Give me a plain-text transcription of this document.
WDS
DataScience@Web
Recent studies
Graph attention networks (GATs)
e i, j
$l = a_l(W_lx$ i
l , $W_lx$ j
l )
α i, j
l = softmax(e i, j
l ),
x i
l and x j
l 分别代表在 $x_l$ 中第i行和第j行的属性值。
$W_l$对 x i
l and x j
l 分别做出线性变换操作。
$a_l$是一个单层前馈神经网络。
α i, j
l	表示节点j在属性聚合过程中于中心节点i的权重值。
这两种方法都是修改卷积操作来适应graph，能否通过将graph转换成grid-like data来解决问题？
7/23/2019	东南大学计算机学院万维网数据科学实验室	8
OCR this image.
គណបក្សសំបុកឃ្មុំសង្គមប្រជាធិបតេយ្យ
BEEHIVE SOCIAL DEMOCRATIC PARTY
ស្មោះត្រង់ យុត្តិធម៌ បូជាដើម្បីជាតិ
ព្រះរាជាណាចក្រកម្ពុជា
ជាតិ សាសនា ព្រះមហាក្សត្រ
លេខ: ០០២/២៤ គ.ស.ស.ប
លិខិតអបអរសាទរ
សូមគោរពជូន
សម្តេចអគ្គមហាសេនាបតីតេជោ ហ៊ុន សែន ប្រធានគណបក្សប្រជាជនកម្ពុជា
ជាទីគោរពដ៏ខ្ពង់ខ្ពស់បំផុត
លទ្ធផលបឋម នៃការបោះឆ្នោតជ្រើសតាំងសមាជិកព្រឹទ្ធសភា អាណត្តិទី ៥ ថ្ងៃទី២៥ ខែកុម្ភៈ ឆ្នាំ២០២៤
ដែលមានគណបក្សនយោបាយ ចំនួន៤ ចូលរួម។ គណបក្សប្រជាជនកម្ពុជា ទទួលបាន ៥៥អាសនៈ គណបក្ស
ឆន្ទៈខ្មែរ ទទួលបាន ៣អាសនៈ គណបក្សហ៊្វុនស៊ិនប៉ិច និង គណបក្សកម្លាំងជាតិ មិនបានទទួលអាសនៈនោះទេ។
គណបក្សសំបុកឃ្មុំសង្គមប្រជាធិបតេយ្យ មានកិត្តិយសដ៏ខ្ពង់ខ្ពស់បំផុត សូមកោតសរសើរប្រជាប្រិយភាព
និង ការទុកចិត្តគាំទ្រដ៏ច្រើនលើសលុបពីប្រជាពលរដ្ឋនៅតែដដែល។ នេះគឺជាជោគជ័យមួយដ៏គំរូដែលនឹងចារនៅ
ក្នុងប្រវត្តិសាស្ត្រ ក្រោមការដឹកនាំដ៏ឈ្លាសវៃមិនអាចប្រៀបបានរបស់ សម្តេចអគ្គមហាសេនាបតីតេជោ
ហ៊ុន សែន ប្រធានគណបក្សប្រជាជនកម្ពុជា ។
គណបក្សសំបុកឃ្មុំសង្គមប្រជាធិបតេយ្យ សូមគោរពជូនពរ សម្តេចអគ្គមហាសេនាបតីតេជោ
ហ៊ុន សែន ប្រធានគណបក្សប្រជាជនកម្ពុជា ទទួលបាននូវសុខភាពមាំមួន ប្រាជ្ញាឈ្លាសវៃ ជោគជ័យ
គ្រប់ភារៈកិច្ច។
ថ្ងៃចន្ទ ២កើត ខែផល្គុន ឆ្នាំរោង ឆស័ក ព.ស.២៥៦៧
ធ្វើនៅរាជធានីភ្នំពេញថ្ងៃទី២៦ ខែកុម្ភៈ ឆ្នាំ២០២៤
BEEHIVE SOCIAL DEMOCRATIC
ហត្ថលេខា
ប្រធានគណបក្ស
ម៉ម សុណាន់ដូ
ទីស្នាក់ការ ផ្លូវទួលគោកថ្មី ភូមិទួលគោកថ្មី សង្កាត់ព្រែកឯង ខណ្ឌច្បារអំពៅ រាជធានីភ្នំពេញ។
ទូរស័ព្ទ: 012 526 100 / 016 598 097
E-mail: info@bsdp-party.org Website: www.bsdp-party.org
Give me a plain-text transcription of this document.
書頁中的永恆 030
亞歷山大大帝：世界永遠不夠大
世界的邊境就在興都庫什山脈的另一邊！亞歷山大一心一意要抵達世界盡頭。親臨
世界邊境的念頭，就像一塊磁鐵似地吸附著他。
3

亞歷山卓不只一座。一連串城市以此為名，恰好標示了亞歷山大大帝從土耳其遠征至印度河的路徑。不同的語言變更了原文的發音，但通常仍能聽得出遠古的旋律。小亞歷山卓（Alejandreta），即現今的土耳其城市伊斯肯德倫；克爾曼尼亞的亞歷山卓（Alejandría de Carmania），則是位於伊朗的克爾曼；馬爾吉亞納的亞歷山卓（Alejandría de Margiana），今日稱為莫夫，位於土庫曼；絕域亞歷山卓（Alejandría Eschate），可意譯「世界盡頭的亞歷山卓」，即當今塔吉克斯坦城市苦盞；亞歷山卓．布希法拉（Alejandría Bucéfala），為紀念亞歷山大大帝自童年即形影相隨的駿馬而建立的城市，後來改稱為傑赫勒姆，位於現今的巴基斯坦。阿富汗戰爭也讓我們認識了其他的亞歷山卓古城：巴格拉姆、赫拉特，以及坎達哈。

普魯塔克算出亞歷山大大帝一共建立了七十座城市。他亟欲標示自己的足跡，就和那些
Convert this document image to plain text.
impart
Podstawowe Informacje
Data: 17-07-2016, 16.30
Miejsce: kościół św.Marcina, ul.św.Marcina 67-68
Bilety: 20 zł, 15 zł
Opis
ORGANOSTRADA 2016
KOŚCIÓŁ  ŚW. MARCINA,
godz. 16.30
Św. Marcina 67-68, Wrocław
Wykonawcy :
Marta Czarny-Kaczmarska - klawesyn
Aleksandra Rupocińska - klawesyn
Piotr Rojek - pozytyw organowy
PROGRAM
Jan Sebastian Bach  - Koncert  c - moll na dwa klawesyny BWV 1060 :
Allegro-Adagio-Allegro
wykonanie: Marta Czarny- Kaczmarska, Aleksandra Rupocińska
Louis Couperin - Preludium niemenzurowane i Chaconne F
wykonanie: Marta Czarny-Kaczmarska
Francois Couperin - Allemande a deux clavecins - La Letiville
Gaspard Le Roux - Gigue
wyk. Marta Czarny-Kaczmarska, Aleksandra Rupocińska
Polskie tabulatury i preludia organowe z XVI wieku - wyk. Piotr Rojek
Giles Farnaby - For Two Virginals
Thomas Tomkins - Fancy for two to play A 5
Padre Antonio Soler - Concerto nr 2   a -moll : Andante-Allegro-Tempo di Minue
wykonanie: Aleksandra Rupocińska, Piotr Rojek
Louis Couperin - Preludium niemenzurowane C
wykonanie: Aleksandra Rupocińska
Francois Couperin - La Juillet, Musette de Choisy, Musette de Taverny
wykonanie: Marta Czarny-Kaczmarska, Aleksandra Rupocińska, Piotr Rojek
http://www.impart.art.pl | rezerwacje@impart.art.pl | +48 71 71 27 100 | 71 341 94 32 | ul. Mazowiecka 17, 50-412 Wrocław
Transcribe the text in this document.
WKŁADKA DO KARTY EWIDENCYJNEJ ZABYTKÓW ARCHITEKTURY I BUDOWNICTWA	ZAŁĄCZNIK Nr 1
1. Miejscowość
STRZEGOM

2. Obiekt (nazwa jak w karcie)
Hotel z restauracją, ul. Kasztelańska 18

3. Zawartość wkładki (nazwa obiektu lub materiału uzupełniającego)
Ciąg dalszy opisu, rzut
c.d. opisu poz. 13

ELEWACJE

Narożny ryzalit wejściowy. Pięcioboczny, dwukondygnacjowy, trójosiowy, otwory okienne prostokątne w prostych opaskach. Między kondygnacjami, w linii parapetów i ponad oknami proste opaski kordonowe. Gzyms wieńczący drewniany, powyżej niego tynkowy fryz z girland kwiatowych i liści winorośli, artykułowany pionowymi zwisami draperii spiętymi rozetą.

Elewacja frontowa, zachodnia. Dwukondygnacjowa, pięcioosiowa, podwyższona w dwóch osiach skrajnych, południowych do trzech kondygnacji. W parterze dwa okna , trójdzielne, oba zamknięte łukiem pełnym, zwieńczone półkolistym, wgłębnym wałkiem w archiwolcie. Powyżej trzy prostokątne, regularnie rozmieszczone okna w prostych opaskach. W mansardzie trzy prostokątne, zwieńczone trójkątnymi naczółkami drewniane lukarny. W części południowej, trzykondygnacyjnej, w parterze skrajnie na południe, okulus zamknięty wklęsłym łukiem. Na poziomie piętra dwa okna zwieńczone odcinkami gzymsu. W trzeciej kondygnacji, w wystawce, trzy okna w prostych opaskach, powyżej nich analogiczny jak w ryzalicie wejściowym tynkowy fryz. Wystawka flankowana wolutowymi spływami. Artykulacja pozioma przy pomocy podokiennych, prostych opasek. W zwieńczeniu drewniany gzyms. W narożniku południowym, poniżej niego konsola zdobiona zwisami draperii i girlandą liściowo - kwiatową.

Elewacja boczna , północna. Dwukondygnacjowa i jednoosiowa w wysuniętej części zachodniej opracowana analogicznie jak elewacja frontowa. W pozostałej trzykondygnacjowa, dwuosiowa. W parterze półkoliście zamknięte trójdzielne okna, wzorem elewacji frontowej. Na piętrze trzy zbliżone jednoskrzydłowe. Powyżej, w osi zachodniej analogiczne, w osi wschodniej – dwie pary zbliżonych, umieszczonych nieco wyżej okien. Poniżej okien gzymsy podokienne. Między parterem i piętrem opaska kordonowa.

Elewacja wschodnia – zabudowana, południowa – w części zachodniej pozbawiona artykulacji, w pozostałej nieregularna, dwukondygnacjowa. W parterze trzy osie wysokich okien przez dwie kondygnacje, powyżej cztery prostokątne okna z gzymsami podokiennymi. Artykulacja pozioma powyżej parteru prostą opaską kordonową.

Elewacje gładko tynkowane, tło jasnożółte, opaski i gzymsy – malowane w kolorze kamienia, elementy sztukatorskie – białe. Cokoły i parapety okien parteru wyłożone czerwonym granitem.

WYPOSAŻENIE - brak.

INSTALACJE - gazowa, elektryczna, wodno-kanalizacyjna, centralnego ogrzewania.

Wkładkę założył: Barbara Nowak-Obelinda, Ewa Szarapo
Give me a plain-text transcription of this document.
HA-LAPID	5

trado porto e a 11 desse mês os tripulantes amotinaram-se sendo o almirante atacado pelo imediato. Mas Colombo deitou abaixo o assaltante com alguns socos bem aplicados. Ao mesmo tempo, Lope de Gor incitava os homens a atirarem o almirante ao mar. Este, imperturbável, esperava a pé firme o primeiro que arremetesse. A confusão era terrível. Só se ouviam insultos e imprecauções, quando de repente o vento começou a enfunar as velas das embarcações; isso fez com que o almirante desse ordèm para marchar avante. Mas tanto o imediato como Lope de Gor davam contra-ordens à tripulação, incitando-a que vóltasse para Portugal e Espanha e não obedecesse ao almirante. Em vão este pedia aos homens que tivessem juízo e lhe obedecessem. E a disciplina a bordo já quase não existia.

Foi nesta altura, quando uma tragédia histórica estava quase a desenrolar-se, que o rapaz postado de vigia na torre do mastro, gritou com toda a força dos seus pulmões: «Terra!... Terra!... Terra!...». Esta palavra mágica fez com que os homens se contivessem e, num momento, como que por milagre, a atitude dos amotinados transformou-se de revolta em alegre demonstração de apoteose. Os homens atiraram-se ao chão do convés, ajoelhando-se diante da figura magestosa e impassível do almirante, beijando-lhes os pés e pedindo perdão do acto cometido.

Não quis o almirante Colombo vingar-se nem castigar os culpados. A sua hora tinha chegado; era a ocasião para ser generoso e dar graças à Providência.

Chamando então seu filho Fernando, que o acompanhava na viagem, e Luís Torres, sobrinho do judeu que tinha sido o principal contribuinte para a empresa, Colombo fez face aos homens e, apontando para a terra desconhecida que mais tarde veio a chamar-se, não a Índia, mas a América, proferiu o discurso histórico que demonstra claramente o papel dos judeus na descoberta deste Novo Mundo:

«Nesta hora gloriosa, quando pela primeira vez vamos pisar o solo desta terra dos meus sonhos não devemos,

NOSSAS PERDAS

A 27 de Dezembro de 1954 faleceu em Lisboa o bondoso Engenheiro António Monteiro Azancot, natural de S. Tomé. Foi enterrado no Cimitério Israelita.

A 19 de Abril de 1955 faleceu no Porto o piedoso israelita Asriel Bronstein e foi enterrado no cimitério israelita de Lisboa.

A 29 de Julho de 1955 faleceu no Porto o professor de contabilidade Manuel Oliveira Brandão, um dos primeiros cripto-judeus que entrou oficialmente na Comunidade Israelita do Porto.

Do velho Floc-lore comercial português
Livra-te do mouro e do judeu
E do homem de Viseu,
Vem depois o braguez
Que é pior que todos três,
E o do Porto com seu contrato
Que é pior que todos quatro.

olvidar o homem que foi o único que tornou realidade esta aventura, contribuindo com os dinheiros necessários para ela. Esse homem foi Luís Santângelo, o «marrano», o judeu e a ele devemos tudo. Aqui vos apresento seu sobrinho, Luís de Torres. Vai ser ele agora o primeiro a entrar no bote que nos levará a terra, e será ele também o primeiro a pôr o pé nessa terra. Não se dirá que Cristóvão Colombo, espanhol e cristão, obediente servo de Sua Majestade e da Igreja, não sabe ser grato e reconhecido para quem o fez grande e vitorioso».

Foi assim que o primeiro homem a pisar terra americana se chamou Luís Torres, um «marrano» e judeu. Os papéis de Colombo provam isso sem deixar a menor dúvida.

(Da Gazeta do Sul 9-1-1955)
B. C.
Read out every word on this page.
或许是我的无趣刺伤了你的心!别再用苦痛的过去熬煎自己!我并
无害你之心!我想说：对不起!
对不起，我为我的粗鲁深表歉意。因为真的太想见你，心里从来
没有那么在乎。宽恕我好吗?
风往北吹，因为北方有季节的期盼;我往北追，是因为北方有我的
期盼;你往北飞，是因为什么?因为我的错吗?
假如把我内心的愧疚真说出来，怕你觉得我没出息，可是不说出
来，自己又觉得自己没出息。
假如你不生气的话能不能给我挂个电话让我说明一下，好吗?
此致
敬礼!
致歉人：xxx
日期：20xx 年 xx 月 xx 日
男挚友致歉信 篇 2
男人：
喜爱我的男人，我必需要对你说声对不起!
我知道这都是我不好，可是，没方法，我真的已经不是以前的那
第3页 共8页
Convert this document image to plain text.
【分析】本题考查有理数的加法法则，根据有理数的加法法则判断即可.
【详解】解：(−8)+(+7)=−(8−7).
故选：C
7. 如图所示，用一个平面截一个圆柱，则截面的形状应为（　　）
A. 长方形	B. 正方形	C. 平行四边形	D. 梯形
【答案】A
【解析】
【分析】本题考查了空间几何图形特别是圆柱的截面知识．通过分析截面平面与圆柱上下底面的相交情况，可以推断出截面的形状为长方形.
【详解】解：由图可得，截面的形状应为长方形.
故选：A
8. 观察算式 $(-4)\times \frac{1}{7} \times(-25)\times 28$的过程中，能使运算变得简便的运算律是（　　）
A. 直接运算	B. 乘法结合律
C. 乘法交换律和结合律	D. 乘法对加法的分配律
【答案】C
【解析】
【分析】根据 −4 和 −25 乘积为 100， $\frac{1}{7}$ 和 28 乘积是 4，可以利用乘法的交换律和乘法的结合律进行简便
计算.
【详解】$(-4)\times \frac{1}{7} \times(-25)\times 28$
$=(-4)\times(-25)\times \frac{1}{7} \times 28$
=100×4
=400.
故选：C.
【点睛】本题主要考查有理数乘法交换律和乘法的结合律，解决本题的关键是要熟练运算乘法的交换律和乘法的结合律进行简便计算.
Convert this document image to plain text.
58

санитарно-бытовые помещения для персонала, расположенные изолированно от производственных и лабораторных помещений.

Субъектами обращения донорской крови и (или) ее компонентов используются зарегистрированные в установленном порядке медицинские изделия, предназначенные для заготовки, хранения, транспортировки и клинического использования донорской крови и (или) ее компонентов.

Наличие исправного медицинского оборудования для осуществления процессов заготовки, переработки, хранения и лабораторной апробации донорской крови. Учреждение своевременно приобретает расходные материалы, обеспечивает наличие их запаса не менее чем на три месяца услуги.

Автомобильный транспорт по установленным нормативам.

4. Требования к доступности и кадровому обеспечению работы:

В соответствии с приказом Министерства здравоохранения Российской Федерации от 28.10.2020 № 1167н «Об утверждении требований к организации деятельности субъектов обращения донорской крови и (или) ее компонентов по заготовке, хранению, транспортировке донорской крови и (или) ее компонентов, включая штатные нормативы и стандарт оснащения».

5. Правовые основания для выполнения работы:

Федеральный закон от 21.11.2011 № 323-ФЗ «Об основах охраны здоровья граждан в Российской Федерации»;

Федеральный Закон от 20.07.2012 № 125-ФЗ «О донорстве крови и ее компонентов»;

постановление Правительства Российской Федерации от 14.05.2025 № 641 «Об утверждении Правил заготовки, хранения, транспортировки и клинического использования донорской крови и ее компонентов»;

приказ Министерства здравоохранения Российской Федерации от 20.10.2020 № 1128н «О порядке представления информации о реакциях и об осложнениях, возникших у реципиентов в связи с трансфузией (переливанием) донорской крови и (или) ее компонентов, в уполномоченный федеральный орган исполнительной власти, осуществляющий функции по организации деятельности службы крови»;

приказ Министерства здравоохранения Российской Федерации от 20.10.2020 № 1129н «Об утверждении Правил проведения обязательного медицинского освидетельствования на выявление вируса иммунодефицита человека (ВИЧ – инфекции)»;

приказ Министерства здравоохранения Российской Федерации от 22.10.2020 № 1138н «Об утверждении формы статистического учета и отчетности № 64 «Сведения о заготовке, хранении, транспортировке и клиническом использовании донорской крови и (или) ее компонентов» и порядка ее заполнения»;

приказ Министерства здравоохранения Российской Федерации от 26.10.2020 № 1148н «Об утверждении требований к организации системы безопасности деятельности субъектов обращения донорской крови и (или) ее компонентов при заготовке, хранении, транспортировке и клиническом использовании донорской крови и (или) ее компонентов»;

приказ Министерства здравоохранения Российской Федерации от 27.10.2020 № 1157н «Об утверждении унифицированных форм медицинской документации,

WHAT YOU HAVE TO DO: Extract all lines from the material above that include the word "использования".

SOLUTION TO THIS EXERCISE:
Субъектами обращения донорской крови и (или) ее компонентов используются зарегистрированные в установленном порядке медицинские изделия, предназначенные для заготовки, хранения, транспортировки и клинического использования донорской крови и (или) ее компонентов.
постановление Правительства Российской Федерации от 14.05.2025 № 641 «Об утверждении Правил заготовки, хранения, транспортировки и клинического использования донорской крови и ее компонентов»;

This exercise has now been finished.